┌──
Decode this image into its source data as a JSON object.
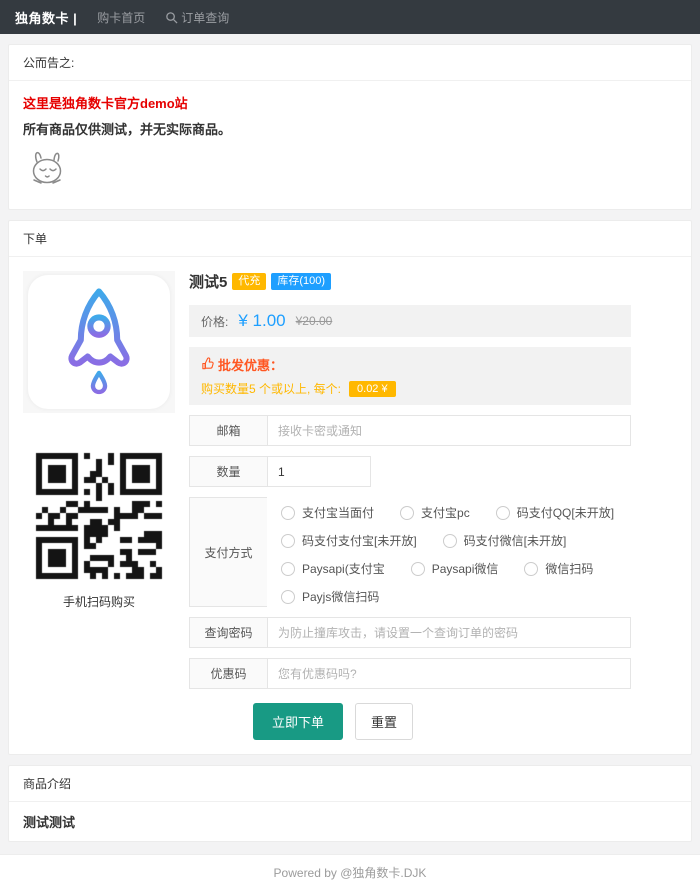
{
  "navbar": {
    "brand": "独角数卡 |",
    "links": [
      {
        "label": "购卡首页"
      },
      {
        "label": "订单查询",
        "icon": "search-icon"
      }
    ]
  },
  "announcement": {
    "header": "公而告之:",
    "line1": "这里是独角数卡官方demo站",
    "line2": "所有商品仅供测试，并无实际商品。"
  },
  "order": {
    "header": "下单",
    "product": {
      "title": "测试5",
      "badges": [
        {
          "label": "代充",
          "color": "#FFB800"
        },
        {
          "label": "库存(100)",
          "color": "#1E9FFF"
        }
      ],
      "price_label": "价格:",
      "price": "¥ 1.00",
      "original_price": "¥20.00",
      "wholesale_icon": "thumb-up-icon",
      "wholesale_title": "批发优惠：",
      "wholesale_desc": "购买数量5 个或以上, 每个:",
      "wholesale_badge": "0.02 ¥",
      "image": "rocket-icon",
      "qr_caption": "手机扫码购买"
    },
    "form": {
      "email_label": "邮箱",
      "email_placeholder": "接收卡密或通知",
      "quantity_label": "数量",
      "quantity_value": "1",
      "payment_label": "支付方式",
      "payment_options": [
        "支付宝当面付",
        "支付宝pc",
        "码支付QQ[未开放]",
        "码支付支付宝[未开放]",
        "码支付微信[未开放]",
        "Paysapi(支付宝",
        "Paysapi微信",
        "微信扫码",
        "Payjs微信扫码"
      ],
      "search_pwd_label": "查询密码",
      "search_pwd_placeholder": "为防止撞库攻击，请设置一个查询订单的密码",
      "coupon_label": "优惠码",
      "coupon_placeholder": "您有优惠码吗?",
      "submit_label": "立即下单",
      "reset_label": "重置"
    }
  },
  "description": {
    "header": "商品介绍",
    "body": "测试测试"
  },
  "footer": {
    "text": "Powered by @独角数卡.DJK"
  },
  "colors": {
    "navbar_bg": "#343a40",
    "price_blue": "#1E9FFF",
    "badge_orange": "#FFB800",
    "wholesale_red": "#FF5722",
    "announcement_red": "#e60000",
    "submit_teal": "#189a84"
  }
}
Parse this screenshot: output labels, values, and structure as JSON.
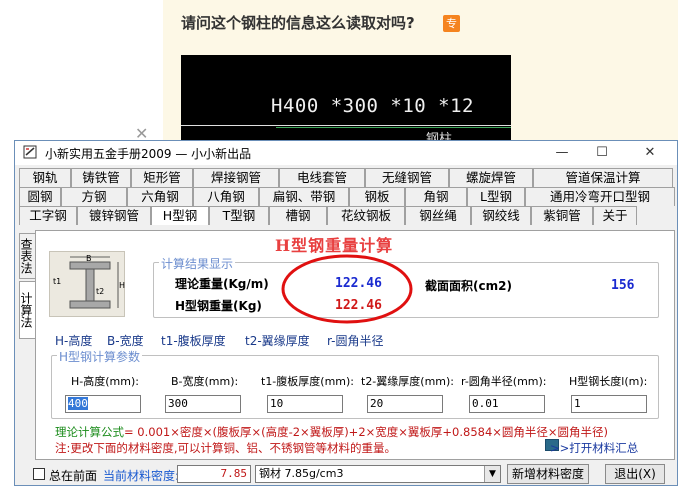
{
  "webpage": {
    "question": "请问这个钢柱的信息这么读取对吗?",
    "badge": "专",
    "cad_label": "H400 *300 *10 *12",
    "cad_sublabel": "钢柱"
  },
  "window": {
    "title": "小新实用五金手册2009 — 小小新出品",
    "controls": {
      "minimize": "—",
      "maximize": "☐",
      "close": "✕"
    }
  },
  "tabs": {
    "row1": [
      "钢轨",
      "铸铁管",
      "矩形管",
      "焊接钢管",
      "电线套管",
      "无缝钢管",
      "螺旋焊管",
      "管道保温计算"
    ],
    "row2": [
      "圆钢",
      "方钢",
      "六角钢",
      "八角钢",
      "扁钢、带钢",
      "钢板",
      "角钢",
      "L型钢",
      "通用冷弯开口型钢"
    ],
    "row3": [
      "工字钢",
      "镀锌钢管",
      "H型钢",
      "T型钢",
      "槽钢",
      "花纹钢板",
      "钢丝绳",
      "钢绞线",
      "紫铜管",
      "关于"
    ]
  },
  "side_tabs": {
    "lookup": "查表法",
    "calc": "计算法"
  },
  "diagram_labels": {
    "b": "B",
    "h": "H",
    "t1": "t1",
    "t2": "t2"
  },
  "heading": "H型钢重量计算",
  "results": {
    "group_title": "计算结果显示",
    "theory_label": "理论重量(Kg/m)",
    "theory_value": "122.46",
    "weight_label": "H型钢重量(Kg)",
    "weight_value": "122.46",
    "area_label": "截面面积(cm2)",
    "area_value": "156"
  },
  "legend": [
    "H-高度",
    "B-宽度",
    "t1-腹板厚度",
    "t2-翼缘厚度",
    "r-圆角半径"
  ],
  "params": {
    "group_title": "H型钢计算参数",
    "fields": [
      {
        "label": "H-高度(mm):",
        "value": "400"
      },
      {
        "label": "B-宽度(mm):",
        "value": "300"
      },
      {
        "label": "t1-腹板厚度(mm):",
        "value": "10"
      },
      {
        "label": "t2-翼缘厚度(mm):",
        "value": "20"
      },
      {
        "label": "r-圆角半径(mm):",
        "value": "0.01"
      },
      {
        "label": "H型钢长度l(m):",
        "value": "1"
      }
    ]
  },
  "formula": {
    "label": "理论计算公式",
    "text": "= 0.001×密度×(腹板厚×(高度-2×翼板厚)+2×宽度×翼板厚+0.8584×圆角半径×圆角半径)"
  },
  "note": "注:更改下面的材料密度,可以计算铜、铝、不锈钢管等材料的重量。",
  "summary_link": ">>打开材料汇总",
  "bottom": {
    "stay_on_top": "总在前面",
    "density_label": "当前材料密度:",
    "density_value": "7.85",
    "material": "钢材 7.85g/cm3",
    "new_material_button": "新增材料密度",
    "exit_button": "退出(X)"
  },
  "colors": {
    "accent_blue": "#6c8ecf",
    "result_blue": "#1a2ad0",
    "result_red": "#d01818",
    "heading_red": "#e84040",
    "annotation_red": "#e01010"
  }
}
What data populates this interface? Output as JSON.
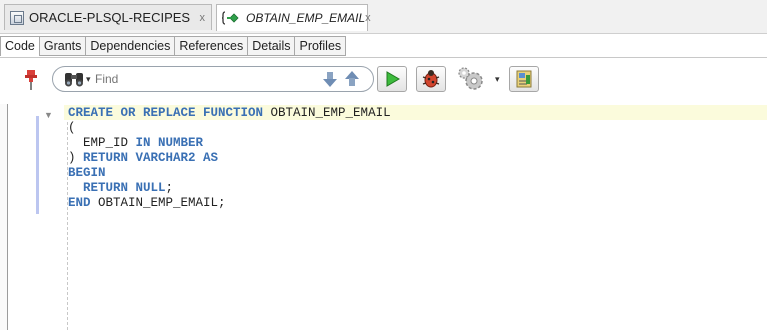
{
  "doc_tabs": [
    {
      "title": "ORACLE-PLSQL-RECIPES",
      "close": "x"
    },
    {
      "title": "OBTAIN_EMP_EMAIL",
      "close": "x"
    }
  ],
  "sub_tabs": [
    "Code",
    "Grants",
    "Dependencies",
    "References",
    "Details",
    "Profiles"
  ],
  "toolbar": {
    "search_placeholder": "Find"
  },
  "code": {
    "lines": [
      [
        {
          "t": "CREATE OR REPLACE FUNCTION ",
          "k": true
        },
        {
          "t": "OBTAIN_EMP_EMAIL",
          "k": false
        }
      ],
      [
        {
          "t": "(",
          "k": false
        }
      ],
      [
        {
          "t": "  EMP_ID ",
          "k": false
        },
        {
          "t": "IN NUMBER",
          "k": true
        }
      ],
      [
        {
          "t": ") ",
          "k": false
        },
        {
          "t": "RETURN VARCHAR2 AS",
          "k": true
        }
      ],
      [
        {
          "t": "BEGIN",
          "k": true
        }
      ],
      [
        {
          "t": "  RETURN NULL",
          "k": true
        },
        {
          "t": ";",
          "k": false
        }
      ],
      [
        {
          "t": "END ",
          "k": true
        },
        {
          "t": "OBTAIN_EMP_EMAIL;",
          "k": false
        }
      ]
    ]
  },
  "colors": {
    "keyword": "#3a70b4",
    "current_line": "#fbfbdc",
    "modified_marker": "#bcc6f0"
  },
  "icons": [
    "database-icon",
    "function-icon",
    "pin-icon",
    "binoculars-icon",
    "find-previous-icon",
    "find-next-icon",
    "run-icon",
    "debug-icon",
    "gear-icon",
    "compile-icon",
    "fold-icon"
  ]
}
└──
Your objective → Retype exactly the lines from the one containing "What data populates" through the last line of the records above, both included, and leave out any pictures.

Exercise solution →
What data populates this interface? Output as JSON.
{
  "doc_tabs": [
    {
      "title": "ORACLE-PLSQL-RECIPES",
      "close": "x"
    },
    {
      "title": "OBTAIN_EMP_EMAIL",
      "close": "x"
    }
  ],
  "sub_tabs": [
    "Code",
    "Grants",
    "Dependencies",
    "References",
    "Details",
    "Profiles"
  ],
  "toolbar": {
    "search_placeholder": "Find"
  },
  "code": {
    "lines": [
      [
        {
          "t": "CREATE OR REPLACE FUNCTION ",
          "k": true
        },
        {
          "t": "OBTAIN_EMP_EMAIL",
          "k": false
        }
      ],
      [
        {
          "t": "(",
          "k": false
        }
      ],
      [
        {
          "t": "  EMP_ID ",
          "k": false
        },
        {
          "t": "IN NUMBER",
          "k": true
        }
      ],
      [
        {
          "t": ") ",
          "k": false
        },
        {
          "t": "RETURN VARCHAR2 AS",
          "k": true
        }
      ],
      [
        {
          "t": "BEGIN",
          "k": true
        }
      ],
      [
        {
          "t": "  RETURN NULL",
          "k": true
        },
        {
          "t": ";",
          "k": false
        }
      ],
      [
        {
          "t": "END ",
          "k": true
        },
        {
          "t": "OBTAIN_EMP_EMAIL;",
          "k": false
        }
      ]
    ]
  },
  "colors": {
    "keyword": "#3a70b4",
    "current_line": "#fbfbdc",
    "modified_marker": "#bcc6f0"
  },
  "icons": [
    "database-icon",
    "function-icon",
    "pin-icon",
    "binoculars-icon",
    "find-previous-icon",
    "find-next-icon",
    "run-icon",
    "debug-icon",
    "gear-icon",
    "compile-icon",
    "fold-icon"
  ]
}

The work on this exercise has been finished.